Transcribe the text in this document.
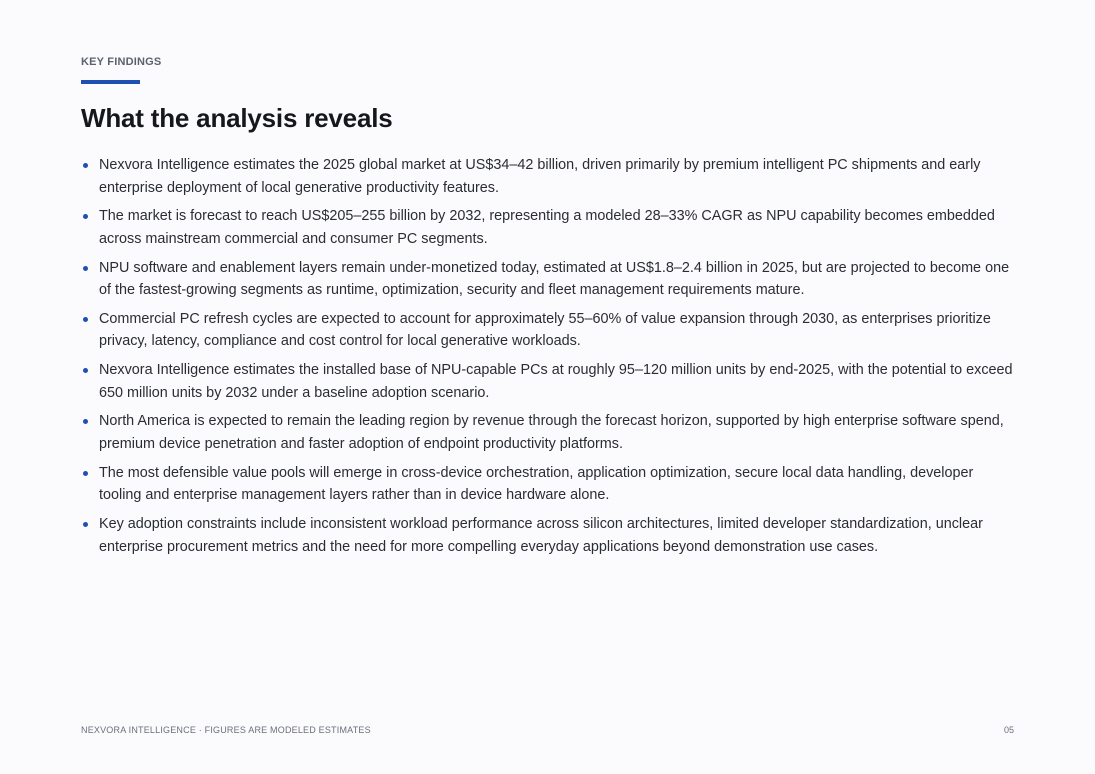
KEY FINDINGS

What the analysis reveals
Nexvora Intelligence estimates the 2025 global market at US$34–42 billion, driven primarily by premium intelligent PC shipments and early enterprise deployment of local generative productivity features.
The market is forecast to reach US$205–255 billion by 2032, representing a modeled 28–33% CAGR as NPU capability becomes embedded across mainstream commercial and consumer PC segments.
NPU software and enablement layers remain under-monetized today, estimated at US$1.8–2.4 billion in 2025, but are projected to become one of the fastest-growing segments as runtime, optimization, security and fleet management requirements mature.
Commercial PC refresh cycles are expected to account for approximately 55–60% of value expansion through 2030, as enterprises prioritize privacy, latency, compliance and cost control for local generative workloads.
Nexvora Intelligence estimates the installed base of NPU-capable PCs at roughly 95–120 million units by end-2025, with the potential to exceed 650 million units by 2032 under a baseline adoption scenario.
North America is expected to remain the leading region by revenue through the forecast horizon, supported by high enterprise software spend, premium device penetration and faster adoption of endpoint productivity platforms.
The most defensible value pools will emerge in cross-device orchestration, application optimization, secure local data handling, developer tooling and enterprise management layers rather than in device hardware alone.
Key adoption constraints include inconsistent workload performance across silicon architectures, limited developer standardization, unclear enterprise procurement metrics and the need for more compelling everyday applications beyond demonstration use cases.
NEXVORA INTELLIGENCE · FIGURES ARE MODELED ESTIMATES	05
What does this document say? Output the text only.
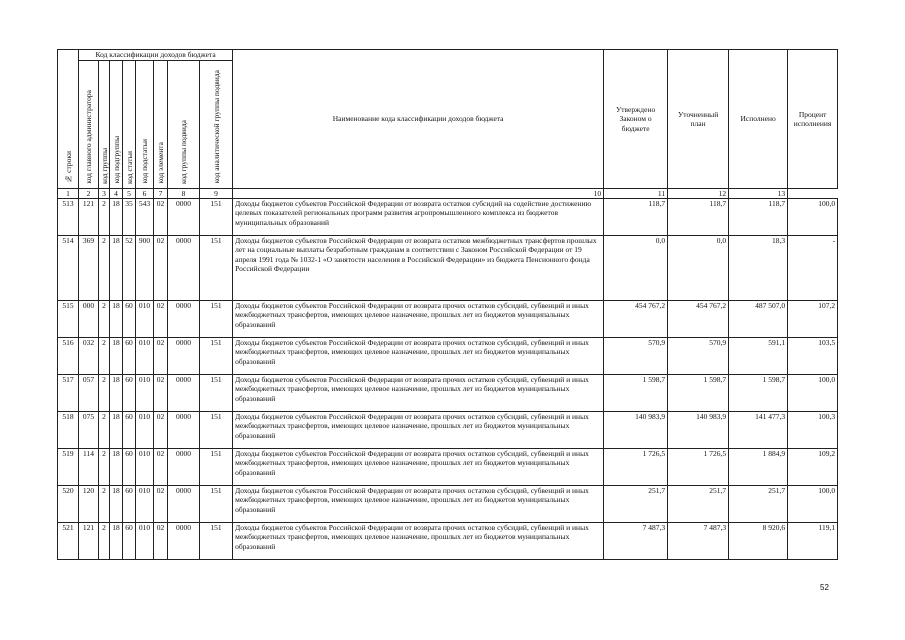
№ строки	Код классификации доходов бюджета								Наименование кода классификации доходов бюджета	Утверждено Законом о бюджете	Уточненный план	Исполнено	Процент исполнения
	код главного администратора	код группы	код подгруппы	код статьи	код подстатьи	код элемента	код группы подвида	код аналитической группы подвида					
1	2	3	4	5	6	7	8	9	10	11	12	13	
513	121	2	18	35	543	02	0000	151	Доходы бюджетов субъектов Российской Федерации от возврата остатков субсидий на содействие достижению целевых показателей региональных программ развития агропромышленного комплекса из бюджетов муниципальных образований	118,7	118,7	118,7	100,0
514	369	2	18	52	900	02	0000	151	Доходы бюджетов субъектов Российской Федерации от возврата остатков межбюджетных трансфертов прошлых лет на социальные выплаты безработным гражданам в соответствии с Законом Российской Федерации от 19 апреля 1991 года № 1032-1 «О занятости населения в Российской Федерации» из бюджета Пенсионного фонда Российской Федерации	0,0	0,0	18,3	-
515	000	2	18	60	010	02	0000	151	Доходы бюджетов субъектов Российской Федерации от возврата прочих остатков субсидий, субвенций и иных межбюджетных трансфертов, имеющих целевое назначение, прошлых лет из бюджетов муниципальных образований	454 767,2	454 767,2	487 507,0	107,2
516	032	2	18	60	010	02	0000	151	Доходы бюджетов субъектов Российской Федерации от возврата прочих остатков субсидий, субвенций и иных межбюджетных трансфертов, имеющих целевое назначение, прошлых лет из бюджетов муниципальных образований	570,9	570,9	591,1	103,5
517	057	2	18	60	010	02	0000	151	Доходы бюджетов субъектов Российской Федерации от возврата прочих остатков субсидий, субвенций и иных межбюджетных трансфертов, имеющих целевое назначение, прошлых лет из бюджетов муниципальных образований	1 598,7	1 598,7	1 598,7	100,0
518	075	2	18	60	010	02	0000	151	Доходы бюджетов субъектов Российской Федерации от возврата прочих остатков субсидий, субвенций и иных межбюджетных трансфертов, имеющих целевое назначение, прошлых лет из бюджетов муниципальных образований	140 983,9	140 983,9	141 477,3	100,3
519	114	2	18	60	010	02	0000	151	Доходы бюджетов субъектов Российской Федерации от возврата прочих остатков субсидий, субвенций и иных межбюджетных трансфертов, имеющих целевое назначение, прошлых лет из бюджетов муниципальных образований	1 726,5	1 726,5	1 884,9	109,2
520	120	2	18	60	010	02	0000	151	Доходы бюджетов субъектов Российской Федерации от возврата прочих остатков субсидий, субвенций и иных межбюджетных трансфертов, имеющих целевое назначение, прошлых лет из бюджетов муниципальных образований	251,7	251,7	251,7	100,0
521	121	2	18	60	010	02	0000	151	Доходы бюджетов субъектов Российской Федерации от возврата прочих остатков субсидий, субвенций и иных межбюджетных трансфертов, имеющих целевое назначение, прошлых лет из бюджетов муниципальных образований	7 487,3	7 487,3	8 920,6	119,1
52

◇ ◇ ◇ ◇ ◇

### WHAT IS REQUIRED
Restate each line of the records exactly; pictures do not belong in the copy.

### SOLUTION TO THE PROBLEM
Transcribe the text in this document.
KEY FINDINGS

What the analysis reveals
Nexvora Intelligence estimates the 2025 global market at US$34–42 billion, driven primarily by premium intelligent PC shipments and early enterprise deployment of local generative productivity features.
The market is forecast to reach US$205–255 billion by 2032, representing a modeled 28–33% CAGR as NPU capability becomes embedded across mainstream commercial and consumer PC segments.
NPU software and enablement layers remain under-monetized today, estimated at US$1.8–2.4 billion in 2025, but are projected to become one of the fastest-growing segments as runtime, optimization, security and fleet management requirements mature.
Commercial PC refresh cycles are expected to account for approximately 55–60% of value expansion through 2030, as enterprises prioritize privacy, latency, compliance and cost control for local generative workloads.
Nexvora Intelligence estimates the installed base of NPU-capable PCs at roughly 95–120 million units by end-2025, with the potential to exceed 650 million units by 2032 under a baseline adoption scenario.
North America is expected to remain the leading region by revenue through the forecast horizon, supported by high enterprise software spend, premium device penetration and faster adoption of endpoint productivity platforms.
The most defensible value pools will emerge in cross-device orchestration, application optimization, secure local data handling, developer tooling and enterprise management layers rather than in device hardware alone.
Key adoption constraints include inconsistent workload performance across silicon architectures, limited developer standardization, unclear enterprise procurement metrics and the need for more compelling everyday applications beyond demonstration use cases.
NEXVORA INTELLIGENCE · FIGURES ARE MODELED ESTIMATES	05
What does this document say? Output the text only.
№ строки	Код классификации доходов бюджета								Наименование кода классификации доходов бюджета	Утверждено Законом о бюджете	Уточненный план	Исполнено	Процент исполнения
	код главного администратора	код группы	код подгруппы	код статьи	код подстатьи	код элемента	код группы подвида	код аналитической группы подвида					
1	2	3	4	5	6	7	8	9	10	11	12	13	
513	121	2	18	35	543	02	0000	151	Доходы бюджетов субъектов Российской Федерации от возврата остатков субсидий на содействие достижению целевых показателей региональных программ развития агропромышленного комплекса из бюджетов муниципальных образований	118,7	118,7	118,7	100,0
514	369	2	18	52	900	02	0000	151	Доходы бюджетов субъектов Российской Федерации от возврата остатков межбюджетных трансфертов прошлых лет на социальные выплаты безработным гражданам в соответствии с Законом Российской Федерации от 19 апреля 1991 года № 1032-1 «О занятости населения в Российской Федерации» из бюджета Пенсионного фонда Российской Федерации	0,0	0,0	18,3	-
515	000	2	18	60	010	02	0000	151	Доходы бюджетов субъектов Российской Федерации от возврата прочих остатков субсидий, субвенций и иных межбюджетных трансфертов, имеющих целевое назначение, прошлых лет из бюджетов муниципальных образований	454 767,2	454 767,2	487 507,0	107,2
516	032	2	18	60	010	02	0000	151	Доходы бюджетов субъектов Российской Федерации от возврата прочих остатков субсидий, субвенций и иных межбюджетных трансфертов, имеющих целевое назначение, прошлых лет из бюджетов муниципальных образований	570,9	570,9	591,1	103,5
517	057	2	18	60	010	02	0000	151	Доходы бюджетов субъектов Российской Федерации от возврата прочих остатков субсидий, субвенций и иных межбюджетных трансфертов, имеющих целевое назначение, прошлых лет из бюджетов муниципальных образований	1 598,7	1 598,7	1 598,7	100,0
518	075	2	18	60	010	02	0000	151	Доходы бюджетов субъектов Российской Федерации от возврата прочих остатков субсидий, субвенций и иных межбюджетных трансфертов, имеющих целевое назначение, прошлых лет из бюджетов муниципальных образований	140 983,9	140 983,9	141 477,3	100,3
519	114	2	18	60	010	02	0000	151	Доходы бюджетов субъектов Российской Федерации от возврата прочих остатков субсидий, субвенций и иных межбюджетных трансфертов, имеющих целевое назначение, прошлых лет из бюджетов муниципальных образований	1 726,5	1 726,5	1 884,9	109,2
520	120	2	18	60	010	02	0000	151	Доходы бюджетов субъектов Российской Федерации от возврата прочих остатков субсидий, субвенций и иных межбюджетных трансфертов, имеющих целевое назначение, прошлых лет из бюджетов муниципальных образований	251,7	251,7	251,7	100,0
521	121	2	18	60	010	02	0000	151	Доходы бюджетов субъектов Российской Федерации от возврата прочих остатков субсидий, субвенций и иных межбюджетных трансфертов, имеющих целевое назначение, прошлых лет из бюджетов муниципальных образований	7 487,3	7 487,3	8 920,6	119,1
52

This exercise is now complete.